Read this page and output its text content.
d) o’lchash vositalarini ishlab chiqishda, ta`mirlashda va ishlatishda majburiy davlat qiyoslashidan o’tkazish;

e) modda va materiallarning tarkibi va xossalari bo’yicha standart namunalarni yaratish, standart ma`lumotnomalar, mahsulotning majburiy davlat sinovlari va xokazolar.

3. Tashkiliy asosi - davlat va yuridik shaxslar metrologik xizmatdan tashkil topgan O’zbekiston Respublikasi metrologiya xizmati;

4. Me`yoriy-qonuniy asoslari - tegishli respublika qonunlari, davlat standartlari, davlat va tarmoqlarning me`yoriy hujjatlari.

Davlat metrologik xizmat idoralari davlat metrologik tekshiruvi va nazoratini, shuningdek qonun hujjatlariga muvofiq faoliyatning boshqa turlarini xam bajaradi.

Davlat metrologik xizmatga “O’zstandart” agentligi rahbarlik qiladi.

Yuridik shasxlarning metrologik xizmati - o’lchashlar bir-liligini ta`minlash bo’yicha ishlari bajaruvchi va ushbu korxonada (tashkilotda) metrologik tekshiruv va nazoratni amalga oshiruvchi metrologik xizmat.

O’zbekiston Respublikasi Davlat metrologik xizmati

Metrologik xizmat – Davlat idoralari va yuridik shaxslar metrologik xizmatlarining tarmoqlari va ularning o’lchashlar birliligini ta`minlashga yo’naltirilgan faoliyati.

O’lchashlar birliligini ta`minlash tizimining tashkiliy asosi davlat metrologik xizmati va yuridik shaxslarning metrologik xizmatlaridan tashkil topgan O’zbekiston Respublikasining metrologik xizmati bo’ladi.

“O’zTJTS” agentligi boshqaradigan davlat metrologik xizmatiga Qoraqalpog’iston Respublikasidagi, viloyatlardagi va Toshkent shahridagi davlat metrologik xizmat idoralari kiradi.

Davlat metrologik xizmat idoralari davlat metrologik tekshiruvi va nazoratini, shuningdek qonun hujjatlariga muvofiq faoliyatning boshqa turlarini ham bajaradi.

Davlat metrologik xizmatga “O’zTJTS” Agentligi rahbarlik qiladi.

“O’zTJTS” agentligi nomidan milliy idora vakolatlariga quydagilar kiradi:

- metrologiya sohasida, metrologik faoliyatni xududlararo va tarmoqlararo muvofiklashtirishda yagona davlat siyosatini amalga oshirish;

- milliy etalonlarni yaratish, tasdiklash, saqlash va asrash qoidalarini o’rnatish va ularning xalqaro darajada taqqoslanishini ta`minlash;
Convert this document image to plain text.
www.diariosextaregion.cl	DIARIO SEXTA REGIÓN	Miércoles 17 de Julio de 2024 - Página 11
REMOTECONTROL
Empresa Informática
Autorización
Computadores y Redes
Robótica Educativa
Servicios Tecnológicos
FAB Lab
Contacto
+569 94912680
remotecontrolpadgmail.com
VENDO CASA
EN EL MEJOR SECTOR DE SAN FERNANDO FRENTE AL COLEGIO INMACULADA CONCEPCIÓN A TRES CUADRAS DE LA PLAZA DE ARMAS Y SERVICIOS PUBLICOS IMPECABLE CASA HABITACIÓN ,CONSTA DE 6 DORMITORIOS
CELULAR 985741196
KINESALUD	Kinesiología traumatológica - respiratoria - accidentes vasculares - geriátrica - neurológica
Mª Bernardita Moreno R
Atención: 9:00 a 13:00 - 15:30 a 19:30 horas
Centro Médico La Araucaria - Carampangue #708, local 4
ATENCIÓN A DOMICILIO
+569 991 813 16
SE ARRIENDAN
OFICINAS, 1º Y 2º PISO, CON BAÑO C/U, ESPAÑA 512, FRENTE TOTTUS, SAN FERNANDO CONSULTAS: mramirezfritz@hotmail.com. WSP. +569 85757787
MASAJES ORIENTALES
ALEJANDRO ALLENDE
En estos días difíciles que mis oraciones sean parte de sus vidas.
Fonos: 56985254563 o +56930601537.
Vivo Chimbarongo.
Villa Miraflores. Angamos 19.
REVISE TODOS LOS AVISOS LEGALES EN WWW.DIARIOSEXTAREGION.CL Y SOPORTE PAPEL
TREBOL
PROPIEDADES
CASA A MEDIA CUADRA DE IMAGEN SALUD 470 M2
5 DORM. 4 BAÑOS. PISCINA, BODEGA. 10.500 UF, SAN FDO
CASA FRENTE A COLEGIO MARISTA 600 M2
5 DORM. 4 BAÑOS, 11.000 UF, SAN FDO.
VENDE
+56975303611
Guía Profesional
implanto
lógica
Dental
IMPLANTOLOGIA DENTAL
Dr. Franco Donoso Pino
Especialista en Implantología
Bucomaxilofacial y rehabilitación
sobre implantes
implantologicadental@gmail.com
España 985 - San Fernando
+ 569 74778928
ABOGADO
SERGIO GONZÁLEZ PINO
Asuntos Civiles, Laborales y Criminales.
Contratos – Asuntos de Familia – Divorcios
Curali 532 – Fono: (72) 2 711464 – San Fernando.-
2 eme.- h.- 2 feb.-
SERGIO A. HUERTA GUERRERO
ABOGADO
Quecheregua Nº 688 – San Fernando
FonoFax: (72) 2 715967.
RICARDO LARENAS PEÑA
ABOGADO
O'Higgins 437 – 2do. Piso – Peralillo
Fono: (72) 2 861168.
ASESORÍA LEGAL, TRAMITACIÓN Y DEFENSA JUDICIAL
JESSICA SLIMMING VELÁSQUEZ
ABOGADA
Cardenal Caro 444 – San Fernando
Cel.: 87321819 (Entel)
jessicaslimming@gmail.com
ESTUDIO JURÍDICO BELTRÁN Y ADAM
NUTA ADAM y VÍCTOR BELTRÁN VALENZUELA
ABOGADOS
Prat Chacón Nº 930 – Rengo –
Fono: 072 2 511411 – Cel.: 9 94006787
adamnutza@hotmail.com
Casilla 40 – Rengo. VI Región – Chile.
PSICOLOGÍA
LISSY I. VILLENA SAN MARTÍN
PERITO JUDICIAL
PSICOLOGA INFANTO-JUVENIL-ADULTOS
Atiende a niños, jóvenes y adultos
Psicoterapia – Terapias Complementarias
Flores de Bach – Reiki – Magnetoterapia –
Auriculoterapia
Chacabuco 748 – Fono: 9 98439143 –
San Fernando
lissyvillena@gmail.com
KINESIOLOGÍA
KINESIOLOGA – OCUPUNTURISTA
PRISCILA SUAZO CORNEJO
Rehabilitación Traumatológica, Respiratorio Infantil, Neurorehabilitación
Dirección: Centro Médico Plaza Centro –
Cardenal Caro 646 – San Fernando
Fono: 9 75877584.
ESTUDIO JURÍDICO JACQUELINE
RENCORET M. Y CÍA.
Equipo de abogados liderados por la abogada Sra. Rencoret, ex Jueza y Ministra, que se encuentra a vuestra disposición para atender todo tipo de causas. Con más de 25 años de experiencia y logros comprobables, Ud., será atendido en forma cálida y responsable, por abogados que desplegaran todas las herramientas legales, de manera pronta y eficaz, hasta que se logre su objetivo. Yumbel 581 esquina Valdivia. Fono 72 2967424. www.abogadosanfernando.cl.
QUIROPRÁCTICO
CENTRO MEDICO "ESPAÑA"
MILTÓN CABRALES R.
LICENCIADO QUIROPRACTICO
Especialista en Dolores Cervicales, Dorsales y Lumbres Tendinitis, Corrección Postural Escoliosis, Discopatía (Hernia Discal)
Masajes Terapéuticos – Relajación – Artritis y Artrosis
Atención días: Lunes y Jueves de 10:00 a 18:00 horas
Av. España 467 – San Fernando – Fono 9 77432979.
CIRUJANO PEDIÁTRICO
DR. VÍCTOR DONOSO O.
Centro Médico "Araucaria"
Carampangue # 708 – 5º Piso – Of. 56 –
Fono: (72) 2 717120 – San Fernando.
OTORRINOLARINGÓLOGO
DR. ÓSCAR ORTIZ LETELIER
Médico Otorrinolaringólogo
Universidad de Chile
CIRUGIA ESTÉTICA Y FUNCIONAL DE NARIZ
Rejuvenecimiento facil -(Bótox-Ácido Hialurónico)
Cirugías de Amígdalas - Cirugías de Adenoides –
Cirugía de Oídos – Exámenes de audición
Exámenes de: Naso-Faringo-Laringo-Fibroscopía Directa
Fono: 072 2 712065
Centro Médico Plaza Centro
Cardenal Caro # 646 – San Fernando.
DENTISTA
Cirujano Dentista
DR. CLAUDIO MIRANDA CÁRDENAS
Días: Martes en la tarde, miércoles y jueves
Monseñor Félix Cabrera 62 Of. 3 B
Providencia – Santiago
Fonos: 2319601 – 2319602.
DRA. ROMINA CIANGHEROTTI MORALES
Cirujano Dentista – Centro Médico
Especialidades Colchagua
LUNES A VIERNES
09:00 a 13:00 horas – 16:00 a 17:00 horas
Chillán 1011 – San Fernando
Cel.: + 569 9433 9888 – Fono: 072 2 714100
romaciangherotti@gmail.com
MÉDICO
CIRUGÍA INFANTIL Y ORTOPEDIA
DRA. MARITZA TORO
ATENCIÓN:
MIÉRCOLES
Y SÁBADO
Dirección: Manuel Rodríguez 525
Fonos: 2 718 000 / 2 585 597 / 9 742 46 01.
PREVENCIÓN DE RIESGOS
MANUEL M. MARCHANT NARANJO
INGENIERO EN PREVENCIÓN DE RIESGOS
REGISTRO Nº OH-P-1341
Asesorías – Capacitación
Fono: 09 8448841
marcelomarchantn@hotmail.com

→ EXERCISE
From the listing above, copy out each line where the word "amalga" appears.

→ ANSWER TO THIS PROBLEM
Yuridik shasxlarning metrologik xizmati - o’lchashlar bir-liligini ta`minlash bo’yicha ishlari bajaruvchi va ushbu korxonada (tashkilotda) metrologik tekshiruv va nazoratni amalga oshiruvchi metrologik xizmat.
- metrologiya sohasida, metrologik faoliyatni xududlararo va tarmoqlararo muvofiklashtirishda yagona davlat siyosatini amalga oshirish;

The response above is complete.